++++ Data excerpts

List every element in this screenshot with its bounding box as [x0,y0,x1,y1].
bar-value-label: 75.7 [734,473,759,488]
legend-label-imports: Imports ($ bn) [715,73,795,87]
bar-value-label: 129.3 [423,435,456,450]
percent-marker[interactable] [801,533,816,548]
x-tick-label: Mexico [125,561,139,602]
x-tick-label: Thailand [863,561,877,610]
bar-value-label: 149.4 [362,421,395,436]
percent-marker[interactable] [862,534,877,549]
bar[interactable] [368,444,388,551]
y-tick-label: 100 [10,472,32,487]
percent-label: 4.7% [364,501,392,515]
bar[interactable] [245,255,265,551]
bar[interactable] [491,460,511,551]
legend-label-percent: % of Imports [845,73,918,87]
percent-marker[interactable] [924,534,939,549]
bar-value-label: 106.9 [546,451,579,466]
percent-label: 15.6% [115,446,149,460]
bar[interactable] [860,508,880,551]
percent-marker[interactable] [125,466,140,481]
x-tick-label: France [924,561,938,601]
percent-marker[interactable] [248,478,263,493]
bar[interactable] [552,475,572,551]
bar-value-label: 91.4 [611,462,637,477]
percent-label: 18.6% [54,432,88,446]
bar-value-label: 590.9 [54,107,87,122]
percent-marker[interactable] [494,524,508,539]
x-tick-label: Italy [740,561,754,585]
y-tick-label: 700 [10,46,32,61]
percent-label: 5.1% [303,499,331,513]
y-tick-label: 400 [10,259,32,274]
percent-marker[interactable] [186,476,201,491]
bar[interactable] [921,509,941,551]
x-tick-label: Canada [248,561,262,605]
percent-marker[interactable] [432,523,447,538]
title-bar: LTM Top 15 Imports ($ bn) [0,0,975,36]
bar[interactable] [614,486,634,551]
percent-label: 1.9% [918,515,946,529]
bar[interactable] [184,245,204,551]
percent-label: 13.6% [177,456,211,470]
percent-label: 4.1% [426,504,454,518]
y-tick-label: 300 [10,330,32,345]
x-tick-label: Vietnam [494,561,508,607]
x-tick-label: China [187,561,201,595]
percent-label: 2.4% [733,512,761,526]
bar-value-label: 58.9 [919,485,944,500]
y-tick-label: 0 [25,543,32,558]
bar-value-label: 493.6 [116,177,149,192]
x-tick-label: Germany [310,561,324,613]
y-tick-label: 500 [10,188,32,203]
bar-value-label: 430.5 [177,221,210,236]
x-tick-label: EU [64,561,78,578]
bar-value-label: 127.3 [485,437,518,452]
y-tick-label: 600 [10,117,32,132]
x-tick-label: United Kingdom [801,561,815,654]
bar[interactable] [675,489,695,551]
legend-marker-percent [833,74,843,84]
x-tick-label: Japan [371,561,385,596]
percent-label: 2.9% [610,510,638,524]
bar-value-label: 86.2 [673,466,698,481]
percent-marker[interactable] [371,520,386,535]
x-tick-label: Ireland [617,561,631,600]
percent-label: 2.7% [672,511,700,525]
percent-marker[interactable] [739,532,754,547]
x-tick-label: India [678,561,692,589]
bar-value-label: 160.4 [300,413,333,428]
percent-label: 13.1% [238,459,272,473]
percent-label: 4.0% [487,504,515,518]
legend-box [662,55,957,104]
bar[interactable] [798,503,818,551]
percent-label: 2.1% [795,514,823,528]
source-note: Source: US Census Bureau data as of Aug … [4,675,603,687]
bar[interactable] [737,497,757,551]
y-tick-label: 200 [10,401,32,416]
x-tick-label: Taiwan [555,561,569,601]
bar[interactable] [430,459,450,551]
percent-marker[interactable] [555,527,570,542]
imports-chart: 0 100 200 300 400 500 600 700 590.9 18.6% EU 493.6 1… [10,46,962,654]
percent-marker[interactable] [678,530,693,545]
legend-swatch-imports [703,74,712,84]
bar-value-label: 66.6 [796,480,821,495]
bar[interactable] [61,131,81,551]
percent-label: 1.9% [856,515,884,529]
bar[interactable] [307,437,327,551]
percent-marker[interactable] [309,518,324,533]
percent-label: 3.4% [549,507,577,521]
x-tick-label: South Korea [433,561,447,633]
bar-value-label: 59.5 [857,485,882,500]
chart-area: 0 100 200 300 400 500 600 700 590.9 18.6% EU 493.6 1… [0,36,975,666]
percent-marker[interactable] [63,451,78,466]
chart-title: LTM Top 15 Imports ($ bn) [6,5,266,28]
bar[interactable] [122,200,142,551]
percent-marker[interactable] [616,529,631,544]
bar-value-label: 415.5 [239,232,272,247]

++++++++

→ Exercise directions: Reproduce the stretch of the records from the very beginning through the line containing "percent-label: 4.7% [364,501,392,515]", both ends included.

→ Solution for this problem:
List every element in this screenshot with its bounding box as [x0,y0,x1,y1].
bar-value-label: 75.7 [734,473,759,488]
legend-label-imports: Imports ($ bn) [715,73,795,87]
bar-value-label: 129.3 [423,435,456,450]
percent-marker[interactable] [801,533,816,548]
x-tick-label: Mexico [125,561,139,602]
x-tick-label: Thailand [863,561,877,610]
bar-value-label: 149.4 [362,421,395,436]
percent-marker[interactable] [862,534,877,549]
bar[interactable] [368,444,388,551]
y-tick-label: 100 [10,472,32,487]
percent-label: 4.7% [364,501,392,515]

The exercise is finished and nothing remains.